# Goal:
Search the listing below for the string "street" and show each line that contains it.

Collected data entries
####################
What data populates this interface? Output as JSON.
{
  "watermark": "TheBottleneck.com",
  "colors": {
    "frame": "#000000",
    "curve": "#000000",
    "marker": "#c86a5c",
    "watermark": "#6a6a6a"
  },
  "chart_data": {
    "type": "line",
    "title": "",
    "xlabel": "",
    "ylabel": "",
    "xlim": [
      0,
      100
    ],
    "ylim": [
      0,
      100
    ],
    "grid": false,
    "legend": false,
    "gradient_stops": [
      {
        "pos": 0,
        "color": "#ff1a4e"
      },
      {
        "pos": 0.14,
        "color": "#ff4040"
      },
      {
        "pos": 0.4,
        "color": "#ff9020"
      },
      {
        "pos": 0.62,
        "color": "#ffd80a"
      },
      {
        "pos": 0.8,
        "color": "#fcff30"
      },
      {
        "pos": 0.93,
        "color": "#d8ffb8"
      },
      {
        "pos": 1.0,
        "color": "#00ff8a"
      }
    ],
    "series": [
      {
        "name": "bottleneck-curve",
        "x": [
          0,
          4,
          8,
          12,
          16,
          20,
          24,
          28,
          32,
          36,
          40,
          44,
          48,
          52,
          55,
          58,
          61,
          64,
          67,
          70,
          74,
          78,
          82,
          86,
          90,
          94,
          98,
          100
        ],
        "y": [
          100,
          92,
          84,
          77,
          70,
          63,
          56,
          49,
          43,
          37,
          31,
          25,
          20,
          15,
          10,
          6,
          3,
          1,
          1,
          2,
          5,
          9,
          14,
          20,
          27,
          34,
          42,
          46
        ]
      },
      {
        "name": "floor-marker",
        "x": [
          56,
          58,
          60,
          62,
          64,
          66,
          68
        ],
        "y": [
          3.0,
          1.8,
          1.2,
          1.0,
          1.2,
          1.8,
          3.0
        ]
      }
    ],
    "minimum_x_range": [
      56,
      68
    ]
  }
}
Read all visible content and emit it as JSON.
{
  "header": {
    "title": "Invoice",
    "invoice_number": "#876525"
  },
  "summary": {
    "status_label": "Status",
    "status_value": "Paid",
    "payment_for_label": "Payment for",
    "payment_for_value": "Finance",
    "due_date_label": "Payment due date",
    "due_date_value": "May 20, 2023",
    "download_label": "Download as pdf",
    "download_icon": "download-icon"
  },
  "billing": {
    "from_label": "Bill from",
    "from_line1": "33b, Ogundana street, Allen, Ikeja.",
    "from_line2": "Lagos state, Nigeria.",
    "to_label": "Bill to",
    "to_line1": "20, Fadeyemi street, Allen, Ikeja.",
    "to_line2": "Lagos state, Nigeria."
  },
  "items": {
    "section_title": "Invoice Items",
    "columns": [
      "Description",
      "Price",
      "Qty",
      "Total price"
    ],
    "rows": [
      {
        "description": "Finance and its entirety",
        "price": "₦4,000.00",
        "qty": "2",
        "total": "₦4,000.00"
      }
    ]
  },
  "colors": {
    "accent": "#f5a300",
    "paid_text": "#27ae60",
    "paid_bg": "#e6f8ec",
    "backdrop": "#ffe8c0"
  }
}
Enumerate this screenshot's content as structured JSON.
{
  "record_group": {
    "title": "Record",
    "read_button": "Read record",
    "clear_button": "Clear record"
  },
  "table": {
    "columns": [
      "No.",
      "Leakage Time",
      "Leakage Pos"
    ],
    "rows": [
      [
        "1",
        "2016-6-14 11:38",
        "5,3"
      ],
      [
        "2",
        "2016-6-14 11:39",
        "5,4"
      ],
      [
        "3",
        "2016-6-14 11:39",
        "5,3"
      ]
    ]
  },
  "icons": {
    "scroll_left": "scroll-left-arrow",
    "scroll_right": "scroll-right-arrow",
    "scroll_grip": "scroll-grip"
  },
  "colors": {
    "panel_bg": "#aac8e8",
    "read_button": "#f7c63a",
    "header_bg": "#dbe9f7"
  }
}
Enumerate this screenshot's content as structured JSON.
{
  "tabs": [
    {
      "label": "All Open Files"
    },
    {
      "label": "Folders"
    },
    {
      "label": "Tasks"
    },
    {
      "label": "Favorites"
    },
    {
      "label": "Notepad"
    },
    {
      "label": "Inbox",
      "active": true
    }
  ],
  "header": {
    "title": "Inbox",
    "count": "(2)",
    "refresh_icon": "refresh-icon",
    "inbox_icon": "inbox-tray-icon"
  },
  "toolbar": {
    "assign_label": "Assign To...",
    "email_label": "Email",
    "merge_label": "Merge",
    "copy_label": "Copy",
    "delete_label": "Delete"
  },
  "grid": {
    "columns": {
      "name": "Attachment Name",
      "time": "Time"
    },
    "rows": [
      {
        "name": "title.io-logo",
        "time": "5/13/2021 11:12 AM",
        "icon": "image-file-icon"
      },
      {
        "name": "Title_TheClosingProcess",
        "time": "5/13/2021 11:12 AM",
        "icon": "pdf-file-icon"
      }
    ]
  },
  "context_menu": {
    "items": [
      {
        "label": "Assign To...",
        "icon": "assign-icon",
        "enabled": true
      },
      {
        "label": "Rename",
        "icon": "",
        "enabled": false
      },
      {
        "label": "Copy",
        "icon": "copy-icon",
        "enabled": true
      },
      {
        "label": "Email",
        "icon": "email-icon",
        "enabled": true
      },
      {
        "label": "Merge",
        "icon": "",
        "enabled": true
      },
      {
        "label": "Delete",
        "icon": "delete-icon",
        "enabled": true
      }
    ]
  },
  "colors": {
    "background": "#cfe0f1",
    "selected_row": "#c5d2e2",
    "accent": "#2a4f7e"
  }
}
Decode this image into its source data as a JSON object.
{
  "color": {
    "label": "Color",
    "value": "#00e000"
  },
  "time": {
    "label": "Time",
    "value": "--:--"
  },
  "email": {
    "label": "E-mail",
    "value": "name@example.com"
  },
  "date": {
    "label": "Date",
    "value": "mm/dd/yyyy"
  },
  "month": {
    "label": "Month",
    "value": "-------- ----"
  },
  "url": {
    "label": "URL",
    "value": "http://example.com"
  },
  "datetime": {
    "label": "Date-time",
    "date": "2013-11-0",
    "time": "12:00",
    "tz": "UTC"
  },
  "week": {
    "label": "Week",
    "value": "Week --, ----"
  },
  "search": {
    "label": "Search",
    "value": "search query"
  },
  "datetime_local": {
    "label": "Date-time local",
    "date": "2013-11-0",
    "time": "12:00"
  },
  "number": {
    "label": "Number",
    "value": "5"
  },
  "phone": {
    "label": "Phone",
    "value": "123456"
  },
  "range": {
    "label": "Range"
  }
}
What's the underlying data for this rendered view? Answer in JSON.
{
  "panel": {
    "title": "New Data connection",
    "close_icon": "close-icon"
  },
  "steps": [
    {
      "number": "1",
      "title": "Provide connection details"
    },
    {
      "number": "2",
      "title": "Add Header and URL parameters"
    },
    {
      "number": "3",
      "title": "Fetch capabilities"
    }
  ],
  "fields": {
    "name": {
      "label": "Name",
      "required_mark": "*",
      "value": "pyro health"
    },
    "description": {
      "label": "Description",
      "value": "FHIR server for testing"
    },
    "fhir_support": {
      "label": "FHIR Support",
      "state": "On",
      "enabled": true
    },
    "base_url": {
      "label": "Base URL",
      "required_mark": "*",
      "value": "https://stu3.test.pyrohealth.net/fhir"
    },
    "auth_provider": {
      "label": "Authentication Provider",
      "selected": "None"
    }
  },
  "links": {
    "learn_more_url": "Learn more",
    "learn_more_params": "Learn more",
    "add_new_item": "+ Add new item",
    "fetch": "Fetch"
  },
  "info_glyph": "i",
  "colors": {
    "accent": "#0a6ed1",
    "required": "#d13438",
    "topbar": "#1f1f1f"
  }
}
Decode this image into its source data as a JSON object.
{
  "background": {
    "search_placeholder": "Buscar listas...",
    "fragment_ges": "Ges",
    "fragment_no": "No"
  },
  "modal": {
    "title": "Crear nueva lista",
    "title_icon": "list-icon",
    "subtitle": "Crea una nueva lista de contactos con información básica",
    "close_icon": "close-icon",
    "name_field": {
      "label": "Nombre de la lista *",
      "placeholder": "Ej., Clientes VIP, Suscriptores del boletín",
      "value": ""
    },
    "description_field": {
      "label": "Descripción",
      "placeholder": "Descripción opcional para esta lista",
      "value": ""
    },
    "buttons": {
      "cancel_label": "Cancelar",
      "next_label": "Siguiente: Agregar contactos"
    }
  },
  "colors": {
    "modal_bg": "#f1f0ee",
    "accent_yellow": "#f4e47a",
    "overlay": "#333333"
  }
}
####################
# Solution:
    "from_line1": "33b, Ogundana street, Allen, Ikeja.",
    "to_line1": "20, Fadeyemi street, Allen, Ikeja.",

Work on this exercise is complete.